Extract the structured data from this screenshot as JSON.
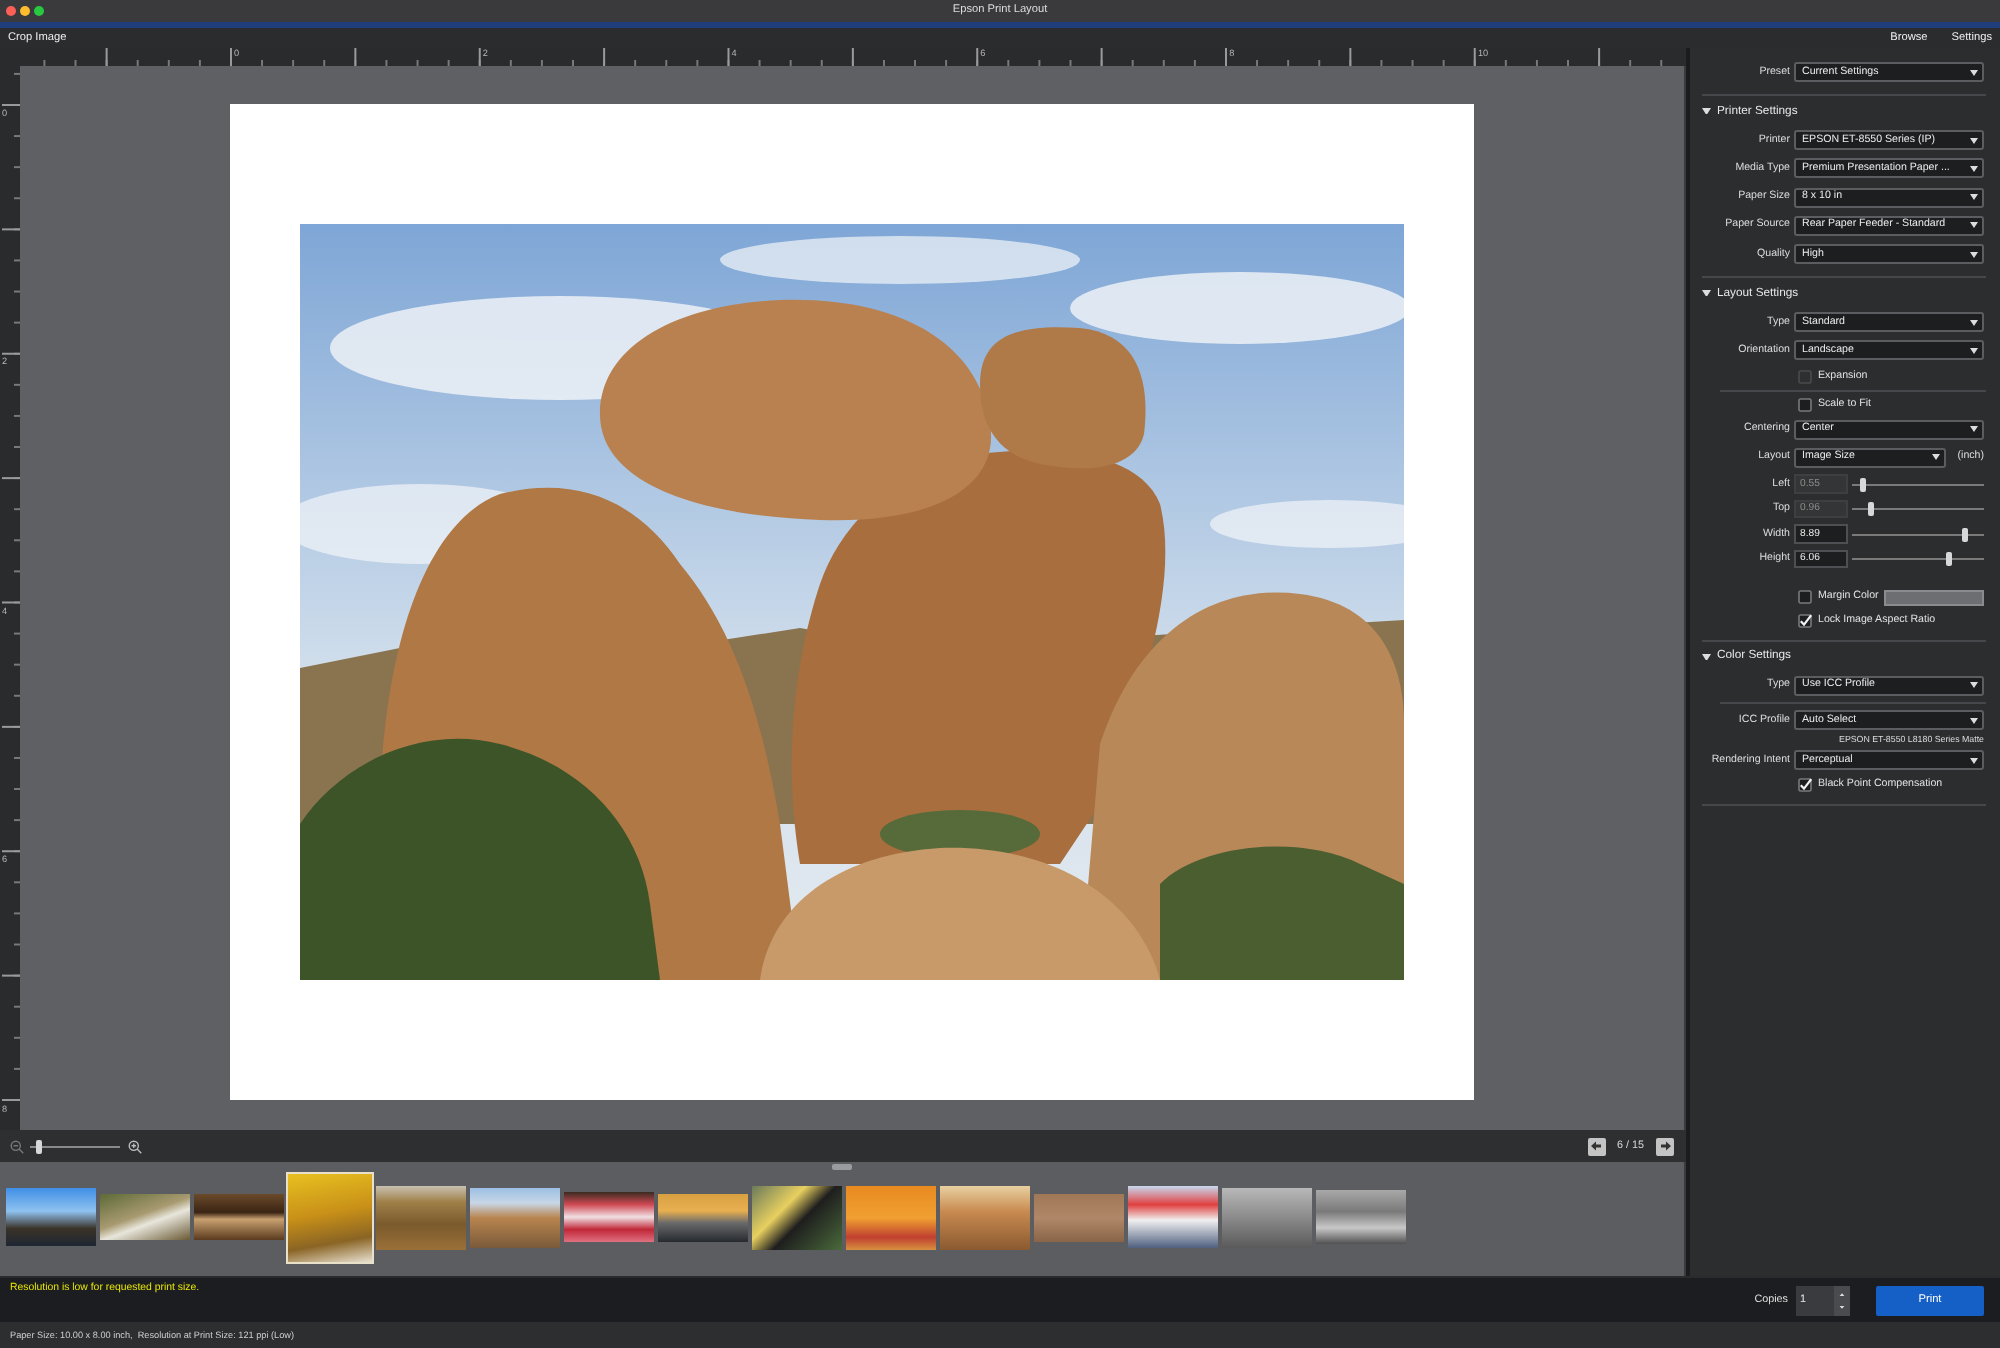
{
  "window": {
    "title": "Epson Print Layout"
  },
  "toolbar": {
    "left": [
      "Crop Image"
    ],
    "right": [
      "Browse",
      "Settings"
    ]
  },
  "rulers": {
    "horizontal": [
      "0",
      "2",
      "4",
      "6",
      "8",
      "10"
    ],
    "vertical": [
      "0",
      "2",
      "4",
      "6",
      "8"
    ]
  },
  "zoom": {
    "level": 0.06
  },
  "pager": {
    "text": "6 / 15"
  },
  "filmstrip": {
    "thumbnails": [
      {
        "enlarged": false
      },
      {
        "enlarged": false
      },
      {
        "enlarged": false
      },
      {
        "enlarged": true
      },
      {
        "enlarged": false
      },
      {
        "enlarged": false
      },
      {
        "enlarged": false
      },
      {
        "enlarged": false
      },
      {
        "enlarged": false
      },
      {
        "enlarged": false
      },
      {
        "enlarged": false
      },
      {
        "enlarged": false
      },
      {
        "enlarged": false
      },
      {
        "enlarged": false
      },
      {
        "enlarged": false
      }
    ]
  },
  "settings": {
    "preset": {
      "label": "Preset",
      "value": "Current Settings"
    },
    "sections": [
      {
        "title": "Printer Settings",
        "expanded": true,
        "groups": [
          {
            "rows": [
              {
                "kind": "dropdown",
                "label": "Printer",
                "value": "EPSON ET-8550 Series (IP)",
                "disabled": false
              },
              {
                "kind": "dropdown",
                "label": "Media Type",
                "value": "Premium Presentation Paper ...",
                "disabled": false
              },
              {
                "kind": "dropdown",
                "label": "Paper Size",
                "value": "8 x 10 in",
                "disabled": false
              },
              {
                "kind": "dropdown",
                "label": "Paper Source",
                "value": "Rear Paper Feeder - Standard",
                "disabled": false
              },
              {
                "kind": "dropdown",
                "label": "Quality",
                "value": "High",
                "disabled": false
              }
            ]
          }
        ]
      },
      {
        "title": "Layout Settings",
        "expanded": true,
        "groups": [
          {
            "rows": [
              {
                "kind": "dropdown",
                "label": "Type",
                "value": "Standard",
                "disabled": false
              },
              {
                "kind": "dropdown",
                "label": "Orientation",
                "value": "Landscape",
                "disabled": false
              },
              {
                "kind": "checkbox",
                "label": "Expansion",
                "checked": false,
                "disabled": true
              }
            ]
          },
          {
            "rows": [
              {
                "kind": "checkbox",
                "label": "Scale to Fit",
                "checked": false,
                "disabled": false
              },
              {
                "kind": "dropdown",
                "label": "Centering",
                "value": "Center",
                "disabled": false
              },
              {
                "kind": "dropdown",
                "label": "Layout",
                "value": "Image Size",
                "unit": "(inch)",
                "disabled": false
              },
              {
                "kind": "slider",
                "label": "Left",
                "value": "0.55",
                "disabled": true,
                "level": 0.07
              },
              {
                "kind": "slider",
                "label": "Top",
                "value": "0.96",
                "disabled": true,
                "level": 0.13
              },
              {
                "kind": "slider",
                "label": "Width",
                "value": "8.89",
                "disabled": false,
                "level": 0.88
              },
              {
                "kind": "slider",
                "label": "Height",
                "value": "6.06",
                "disabled": false,
                "level": 0.75
              },
              {
                "kind": "swatch",
                "label": "Margin Color",
                "checked": false,
                "disabled": false
              },
              {
                "kind": "checkbox",
                "label": "Lock Image Aspect Ratio",
                "checked": true,
                "disabled": false
              }
            ]
          }
        ]
      },
      {
        "title": "Color Settings",
        "expanded": true,
        "groups": [
          {
            "rows": [
              {
                "kind": "dropdown",
                "label": "Type",
                "value": "Use ICC Profile",
                "disabled": false
              }
            ]
          },
          {
            "rows": [
              {
                "kind": "dropdown",
                "label": "ICC Profile",
                "value": "Auto Select",
                "note": "EPSON ET-8550 L8180 Series Matte",
                "disabled": false
              },
              {
                "kind": "dropdown",
                "label": "Rendering Intent",
                "value": "Perceptual",
                "disabled": false
              },
              {
                "kind": "checkbox",
                "label": "Black Point Compensation",
                "checked": true,
                "disabled": false
              }
            ]
          }
        ]
      }
    ]
  },
  "print_bar": {
    "warning": "Resolution is low for requested print size.",
    "copies": {
      "label": "Copies",
      "value": "1"
    },
    "print_button": "Print"
  },
  "status_bar": {
    "text": "Paper Size: 10.00 x 8.00 inch,  Resolution at Print Size: 121 ppi (Low)"
  }
}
· · · · · · ·
> [Task] In the entries above, count each line with "Printer"; reply with the total only.

> [Solution to the problem] 2